**INPUT DATA**:
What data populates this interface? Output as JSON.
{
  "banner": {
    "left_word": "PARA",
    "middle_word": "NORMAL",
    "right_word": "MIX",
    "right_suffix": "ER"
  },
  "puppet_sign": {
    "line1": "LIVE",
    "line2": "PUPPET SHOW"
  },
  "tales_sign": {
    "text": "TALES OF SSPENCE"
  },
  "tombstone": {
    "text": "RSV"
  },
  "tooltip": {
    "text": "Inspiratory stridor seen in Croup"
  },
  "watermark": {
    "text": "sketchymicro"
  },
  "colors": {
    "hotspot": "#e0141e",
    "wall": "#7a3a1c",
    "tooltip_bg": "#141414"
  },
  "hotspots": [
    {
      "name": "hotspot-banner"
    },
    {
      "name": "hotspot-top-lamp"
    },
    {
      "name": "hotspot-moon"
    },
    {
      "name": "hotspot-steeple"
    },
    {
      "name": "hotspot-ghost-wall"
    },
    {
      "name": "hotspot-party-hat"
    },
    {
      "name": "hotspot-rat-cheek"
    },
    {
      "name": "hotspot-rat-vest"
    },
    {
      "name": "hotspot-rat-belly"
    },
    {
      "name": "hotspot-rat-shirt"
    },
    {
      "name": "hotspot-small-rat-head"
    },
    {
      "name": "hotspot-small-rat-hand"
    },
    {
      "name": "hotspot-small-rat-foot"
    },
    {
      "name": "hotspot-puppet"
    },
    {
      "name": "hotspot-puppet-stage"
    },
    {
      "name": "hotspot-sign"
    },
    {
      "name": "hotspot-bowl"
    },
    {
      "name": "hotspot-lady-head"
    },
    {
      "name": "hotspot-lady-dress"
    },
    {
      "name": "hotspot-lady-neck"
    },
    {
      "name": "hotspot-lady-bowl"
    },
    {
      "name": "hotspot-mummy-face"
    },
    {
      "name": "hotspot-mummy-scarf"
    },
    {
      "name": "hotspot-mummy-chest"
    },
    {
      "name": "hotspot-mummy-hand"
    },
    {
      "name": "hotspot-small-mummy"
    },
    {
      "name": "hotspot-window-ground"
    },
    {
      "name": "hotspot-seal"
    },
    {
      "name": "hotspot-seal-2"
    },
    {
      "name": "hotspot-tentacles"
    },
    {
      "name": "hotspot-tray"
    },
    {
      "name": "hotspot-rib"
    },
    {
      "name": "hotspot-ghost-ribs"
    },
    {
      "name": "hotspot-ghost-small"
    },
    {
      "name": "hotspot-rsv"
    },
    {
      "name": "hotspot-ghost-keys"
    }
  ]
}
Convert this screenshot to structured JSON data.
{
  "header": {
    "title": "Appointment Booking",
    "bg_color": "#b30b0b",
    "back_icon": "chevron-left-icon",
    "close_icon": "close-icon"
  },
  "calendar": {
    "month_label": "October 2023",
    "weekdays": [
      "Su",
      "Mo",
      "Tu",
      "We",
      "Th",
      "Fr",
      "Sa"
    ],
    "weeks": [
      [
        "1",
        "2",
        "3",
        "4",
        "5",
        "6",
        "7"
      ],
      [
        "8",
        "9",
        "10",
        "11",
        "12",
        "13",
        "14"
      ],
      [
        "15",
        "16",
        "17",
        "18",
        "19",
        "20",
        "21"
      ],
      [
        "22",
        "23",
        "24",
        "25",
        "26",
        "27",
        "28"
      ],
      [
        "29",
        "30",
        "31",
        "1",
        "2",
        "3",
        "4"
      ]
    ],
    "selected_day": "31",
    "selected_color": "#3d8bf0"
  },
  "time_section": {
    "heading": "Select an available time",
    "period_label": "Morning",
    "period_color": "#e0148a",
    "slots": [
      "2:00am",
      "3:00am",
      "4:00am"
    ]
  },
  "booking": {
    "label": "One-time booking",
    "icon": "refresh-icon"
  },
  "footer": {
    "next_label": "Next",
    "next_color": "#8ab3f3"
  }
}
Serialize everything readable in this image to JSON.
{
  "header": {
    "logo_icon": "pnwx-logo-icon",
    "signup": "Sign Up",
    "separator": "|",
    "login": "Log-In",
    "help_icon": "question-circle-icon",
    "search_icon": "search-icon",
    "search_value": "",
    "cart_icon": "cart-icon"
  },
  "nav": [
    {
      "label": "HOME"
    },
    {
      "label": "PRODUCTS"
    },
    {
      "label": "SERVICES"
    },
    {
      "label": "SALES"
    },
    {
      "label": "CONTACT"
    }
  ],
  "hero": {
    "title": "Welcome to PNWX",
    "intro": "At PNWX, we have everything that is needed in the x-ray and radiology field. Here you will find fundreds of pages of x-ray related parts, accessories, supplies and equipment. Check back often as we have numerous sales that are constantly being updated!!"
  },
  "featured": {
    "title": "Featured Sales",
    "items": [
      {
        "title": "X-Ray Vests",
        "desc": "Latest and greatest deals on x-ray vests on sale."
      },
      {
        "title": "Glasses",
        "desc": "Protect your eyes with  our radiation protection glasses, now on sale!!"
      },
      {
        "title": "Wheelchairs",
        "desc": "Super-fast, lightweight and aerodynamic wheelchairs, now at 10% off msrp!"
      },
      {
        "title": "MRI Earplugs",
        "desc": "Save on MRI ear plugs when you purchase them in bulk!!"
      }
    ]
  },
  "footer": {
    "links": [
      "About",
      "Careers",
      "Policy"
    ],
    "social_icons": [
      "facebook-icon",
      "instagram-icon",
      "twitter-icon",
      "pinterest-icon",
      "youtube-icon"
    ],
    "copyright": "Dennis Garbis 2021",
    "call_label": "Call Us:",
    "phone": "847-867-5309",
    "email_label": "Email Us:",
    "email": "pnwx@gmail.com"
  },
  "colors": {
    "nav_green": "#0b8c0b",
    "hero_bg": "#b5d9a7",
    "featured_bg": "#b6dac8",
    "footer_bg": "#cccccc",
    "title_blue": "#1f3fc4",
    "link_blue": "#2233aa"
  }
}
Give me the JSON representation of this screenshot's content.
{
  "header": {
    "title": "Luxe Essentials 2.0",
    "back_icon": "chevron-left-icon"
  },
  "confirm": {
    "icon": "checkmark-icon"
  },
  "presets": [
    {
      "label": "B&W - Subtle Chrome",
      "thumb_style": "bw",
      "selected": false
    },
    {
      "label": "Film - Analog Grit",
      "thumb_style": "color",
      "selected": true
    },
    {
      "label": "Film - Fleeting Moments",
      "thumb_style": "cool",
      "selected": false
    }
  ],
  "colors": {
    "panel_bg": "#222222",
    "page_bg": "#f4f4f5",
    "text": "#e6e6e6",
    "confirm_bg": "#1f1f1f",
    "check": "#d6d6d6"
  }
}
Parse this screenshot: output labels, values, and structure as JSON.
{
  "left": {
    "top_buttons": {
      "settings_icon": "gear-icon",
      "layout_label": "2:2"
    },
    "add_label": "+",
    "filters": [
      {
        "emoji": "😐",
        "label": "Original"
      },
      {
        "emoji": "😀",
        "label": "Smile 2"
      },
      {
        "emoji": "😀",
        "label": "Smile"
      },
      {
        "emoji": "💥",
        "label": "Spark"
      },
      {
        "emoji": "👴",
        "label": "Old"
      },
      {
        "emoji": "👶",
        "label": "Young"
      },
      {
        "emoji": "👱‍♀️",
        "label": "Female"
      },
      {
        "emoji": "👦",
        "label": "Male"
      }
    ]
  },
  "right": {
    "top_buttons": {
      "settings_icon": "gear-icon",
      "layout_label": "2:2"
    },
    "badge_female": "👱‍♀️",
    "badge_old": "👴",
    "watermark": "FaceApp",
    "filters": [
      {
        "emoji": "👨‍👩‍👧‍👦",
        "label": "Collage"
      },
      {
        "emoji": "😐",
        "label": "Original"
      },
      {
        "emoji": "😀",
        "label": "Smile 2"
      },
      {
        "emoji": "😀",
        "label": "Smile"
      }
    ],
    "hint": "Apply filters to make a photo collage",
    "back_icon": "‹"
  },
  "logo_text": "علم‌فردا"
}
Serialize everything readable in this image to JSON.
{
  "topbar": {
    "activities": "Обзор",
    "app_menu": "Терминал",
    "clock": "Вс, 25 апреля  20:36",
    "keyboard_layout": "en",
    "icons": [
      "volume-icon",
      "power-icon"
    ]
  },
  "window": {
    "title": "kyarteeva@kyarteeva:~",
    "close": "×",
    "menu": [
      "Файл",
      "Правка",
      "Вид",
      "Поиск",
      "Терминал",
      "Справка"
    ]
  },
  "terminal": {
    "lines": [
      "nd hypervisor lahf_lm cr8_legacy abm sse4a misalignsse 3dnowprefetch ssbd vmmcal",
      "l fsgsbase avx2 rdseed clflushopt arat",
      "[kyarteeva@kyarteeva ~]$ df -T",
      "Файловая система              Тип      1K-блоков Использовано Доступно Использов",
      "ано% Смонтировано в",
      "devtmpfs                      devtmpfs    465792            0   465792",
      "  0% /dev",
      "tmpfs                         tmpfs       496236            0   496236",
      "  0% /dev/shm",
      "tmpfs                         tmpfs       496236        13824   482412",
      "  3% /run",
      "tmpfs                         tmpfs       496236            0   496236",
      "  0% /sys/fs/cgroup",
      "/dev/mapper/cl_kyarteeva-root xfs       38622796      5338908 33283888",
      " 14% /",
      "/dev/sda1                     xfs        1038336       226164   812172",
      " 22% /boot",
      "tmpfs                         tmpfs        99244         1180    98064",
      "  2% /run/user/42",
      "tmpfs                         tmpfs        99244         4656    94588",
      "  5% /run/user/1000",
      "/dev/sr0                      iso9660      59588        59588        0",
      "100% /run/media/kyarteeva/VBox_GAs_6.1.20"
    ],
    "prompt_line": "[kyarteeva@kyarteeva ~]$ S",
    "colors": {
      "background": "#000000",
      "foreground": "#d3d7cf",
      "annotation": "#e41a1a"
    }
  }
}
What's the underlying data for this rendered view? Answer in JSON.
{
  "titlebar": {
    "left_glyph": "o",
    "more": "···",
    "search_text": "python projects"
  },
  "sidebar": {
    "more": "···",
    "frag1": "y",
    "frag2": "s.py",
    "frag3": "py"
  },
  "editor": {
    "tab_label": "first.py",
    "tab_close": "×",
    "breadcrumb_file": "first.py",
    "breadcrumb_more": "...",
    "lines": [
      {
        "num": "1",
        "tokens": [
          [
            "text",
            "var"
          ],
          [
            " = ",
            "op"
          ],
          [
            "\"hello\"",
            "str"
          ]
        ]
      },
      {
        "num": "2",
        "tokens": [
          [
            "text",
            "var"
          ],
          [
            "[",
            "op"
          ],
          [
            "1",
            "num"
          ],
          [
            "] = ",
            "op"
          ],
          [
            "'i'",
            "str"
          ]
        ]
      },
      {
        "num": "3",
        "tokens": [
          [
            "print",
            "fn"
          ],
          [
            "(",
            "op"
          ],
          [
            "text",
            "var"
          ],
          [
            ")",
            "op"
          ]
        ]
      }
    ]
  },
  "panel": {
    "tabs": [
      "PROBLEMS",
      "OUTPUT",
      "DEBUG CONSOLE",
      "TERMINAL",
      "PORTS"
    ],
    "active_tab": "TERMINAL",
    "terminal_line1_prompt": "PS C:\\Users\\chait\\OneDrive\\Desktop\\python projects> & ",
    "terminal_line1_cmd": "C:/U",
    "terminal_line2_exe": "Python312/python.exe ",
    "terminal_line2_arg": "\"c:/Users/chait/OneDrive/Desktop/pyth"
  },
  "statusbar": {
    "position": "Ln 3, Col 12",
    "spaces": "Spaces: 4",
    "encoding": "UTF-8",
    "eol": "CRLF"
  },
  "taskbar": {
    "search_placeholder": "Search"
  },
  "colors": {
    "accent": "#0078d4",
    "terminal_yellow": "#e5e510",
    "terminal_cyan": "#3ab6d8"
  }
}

**WHAT YOU NEED TO DO**: Gather, from the listing above, every line carrying the word "hand".

**WRITTEN RESPONSE**:
      "name": "hotspot-small-rat-hand"
      "name": "hotspot-mummy-hand"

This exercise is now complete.